= REQUIREMENTS =
Skip the pictures. Copy all the rest of the records down exactly.

[start]

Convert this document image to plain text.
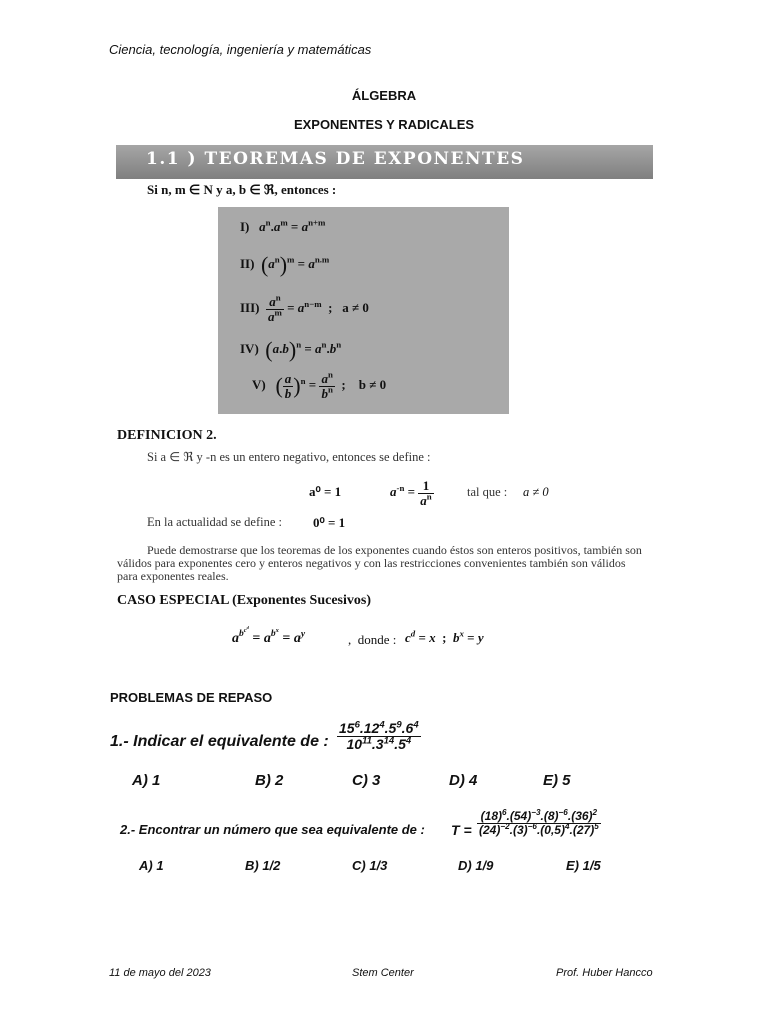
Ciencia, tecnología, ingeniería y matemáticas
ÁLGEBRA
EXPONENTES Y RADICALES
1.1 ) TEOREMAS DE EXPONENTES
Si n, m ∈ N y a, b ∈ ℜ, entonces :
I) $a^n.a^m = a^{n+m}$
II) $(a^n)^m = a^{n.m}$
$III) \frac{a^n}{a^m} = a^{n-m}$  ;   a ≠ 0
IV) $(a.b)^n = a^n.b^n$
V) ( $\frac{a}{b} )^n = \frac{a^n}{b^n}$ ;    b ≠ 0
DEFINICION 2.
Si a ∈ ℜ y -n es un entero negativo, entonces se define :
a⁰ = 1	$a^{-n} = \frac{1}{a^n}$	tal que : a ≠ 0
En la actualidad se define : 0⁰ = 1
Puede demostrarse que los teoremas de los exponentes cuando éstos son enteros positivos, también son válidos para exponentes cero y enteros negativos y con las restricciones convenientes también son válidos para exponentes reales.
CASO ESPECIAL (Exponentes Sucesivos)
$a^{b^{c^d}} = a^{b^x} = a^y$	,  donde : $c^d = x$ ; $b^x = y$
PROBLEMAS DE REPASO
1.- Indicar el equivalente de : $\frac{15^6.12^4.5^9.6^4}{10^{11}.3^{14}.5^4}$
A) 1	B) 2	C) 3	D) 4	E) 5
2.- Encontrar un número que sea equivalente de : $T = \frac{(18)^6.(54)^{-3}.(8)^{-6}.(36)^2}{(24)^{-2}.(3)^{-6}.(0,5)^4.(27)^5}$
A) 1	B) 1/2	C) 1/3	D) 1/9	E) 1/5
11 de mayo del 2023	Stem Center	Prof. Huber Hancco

[end]

= RESPONSE TO THIS EXERCISE =
Convert this document image to plain text.
Ciencia, tecnología, ingeniería y matemáticas
ÁLGEBRA
EXPONENTES Y RADICALES
1.1 ) TEOREMAS DE EXPONENTES
Si n, m ∈ N y a, b ∈ ℜ, entonces :
I) $a^n.a^m = a^{n+m}$
II) $(a^n)^m = a^{n.m}$
$III) \frac{a^n}{a^m} = a^{n-m}$  ;   a ≠ 0
IV) $(a.b)^n = a^n.b^n$
V) ( $\frac{a}{b} )^n = \frac{a^n}{b^n}$ ;    b ≠ 0
DEFINICION 2.
Si a ∈ ℜ y -n es un entero negativo, entonces se define :
a⁰ = 1	$a^{-n} = \frac{1}{a^n}$	tal que : a ≠ 0
En la actualidad se define : 0⁰ = 1
Puede demostrarse que los teoremas de los exponentes cuando éstos son enteros positivos, también son válidos para exponentes cero y enteros negativos y con las restricciones convenientes también son válidos para exponentes reales.
CASO ESPECIAL (Exponentes Sucesivos)
$a^{b^{c^d}} = a^{b^x} = a^y$	,  donde : $c^d = x$ ; $b^x = y$
PROBLEMAS DE REPASO
1.- Indicar el equivalente de : $\frac{15^6.12^4.5^9.6^4}{10^{11}.3^{14}.5^4}$
A) 1	B) 2	C) 3	D) 4	E) 5
2.- Encontrar un número que sea equivalente de : $T = \frac{(18)^6.(54)^{-3}.(8)^{-6}.(36)^2}{(24)^{-2}.(3)^{-6}.(0,5)^4.(27)^5}$
A) 1	B) 1/2	C) 1/3	D) 1/9	E) 1/5
11 de mayo del 2023	Stem Center	Prof. Huber Hancco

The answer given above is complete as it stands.